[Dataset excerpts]
## begin

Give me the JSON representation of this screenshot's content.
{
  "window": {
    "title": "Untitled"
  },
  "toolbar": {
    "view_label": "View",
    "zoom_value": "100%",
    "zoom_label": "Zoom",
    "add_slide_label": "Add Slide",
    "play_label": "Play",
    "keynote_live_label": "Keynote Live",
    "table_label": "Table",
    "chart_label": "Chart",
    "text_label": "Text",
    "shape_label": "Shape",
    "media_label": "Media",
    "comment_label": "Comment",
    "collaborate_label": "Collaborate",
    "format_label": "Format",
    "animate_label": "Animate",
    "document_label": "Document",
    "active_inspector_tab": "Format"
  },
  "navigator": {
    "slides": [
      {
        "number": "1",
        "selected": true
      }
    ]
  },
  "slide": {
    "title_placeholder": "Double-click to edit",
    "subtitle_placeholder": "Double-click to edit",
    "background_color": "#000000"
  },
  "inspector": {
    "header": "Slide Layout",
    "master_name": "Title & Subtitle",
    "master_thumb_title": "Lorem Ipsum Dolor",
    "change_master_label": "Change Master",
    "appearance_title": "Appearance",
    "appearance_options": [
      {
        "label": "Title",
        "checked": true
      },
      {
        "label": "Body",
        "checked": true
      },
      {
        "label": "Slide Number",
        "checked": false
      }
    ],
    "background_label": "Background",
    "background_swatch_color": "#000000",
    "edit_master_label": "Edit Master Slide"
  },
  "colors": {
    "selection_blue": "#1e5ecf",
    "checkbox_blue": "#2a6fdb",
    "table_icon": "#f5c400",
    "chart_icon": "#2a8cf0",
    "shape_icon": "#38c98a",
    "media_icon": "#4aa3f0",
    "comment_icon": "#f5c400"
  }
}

## end

Write the data out again in full and exactly.

Give me the JSON representation of this screenshot's content.
{
  "window": {
    "title": "Untitled"
  },
  "toolbar": {
    "view_label": "View",
    "zoom_value": "100%",
    "zoom_label": "Zoom",
    "add_slide_label": "Add Slide",
    "play_label": "Play",
    "keynote_live_label": "Keynote Live",
    "table_label": "Table",
    "chart_label": "Chart",
    "text_label": "Text",
    "shape_label": "Shape",
    "media_label": "Media",
    "comment_label": "Comment",
    "collaborate_label": "Collaborate",
    "format_label": "Format",
    "animate_label": "Animate",
    "document_label": "Document",
    "active_inspector_tab": "Format"
  },
  "navigator": {
    "slides": [
      {
        "number": "1",
        "selected": true
      }
    ]
  },
  "slide": {
    "title_placeholder": "Double-click to edit",
    "subtitle_placeholder": "Double-click to edit",
    "background_color": "#000000"
  },
  "inspector": {
    "header": "Slide Layout",
    "master_name": "Title & Subtitle",
    "master_thumb_title": "Lorem Ipsum Dolor",
    "change_master_label": "Change Master",
    "appearance_title": "Appearance",
    "appearance_options": [
      {
        "label": "Title",
        "checked": true
      },
      {
        "label": "Body",
        "checked": true
      },
      {
        "label": "Slide Number",
        "checked": false
      }
    ],
    "background_label": "Background",
    "background_swatch_color": "#000000",
    "edit_master_label": "Edit Master Slide"
  },
  "colors": {
    "selection_blue": "#1e5ecf",
    "checkbox_blue": "#2a6fdb",
    "table_icon": "#f5c400",
    "chart_icon": "#2a8cf0",
    "shape_icon": "#38c98a",
    "media_icon": "#4aa3f0",
    "comment_icon": "#f5c400"
  }
}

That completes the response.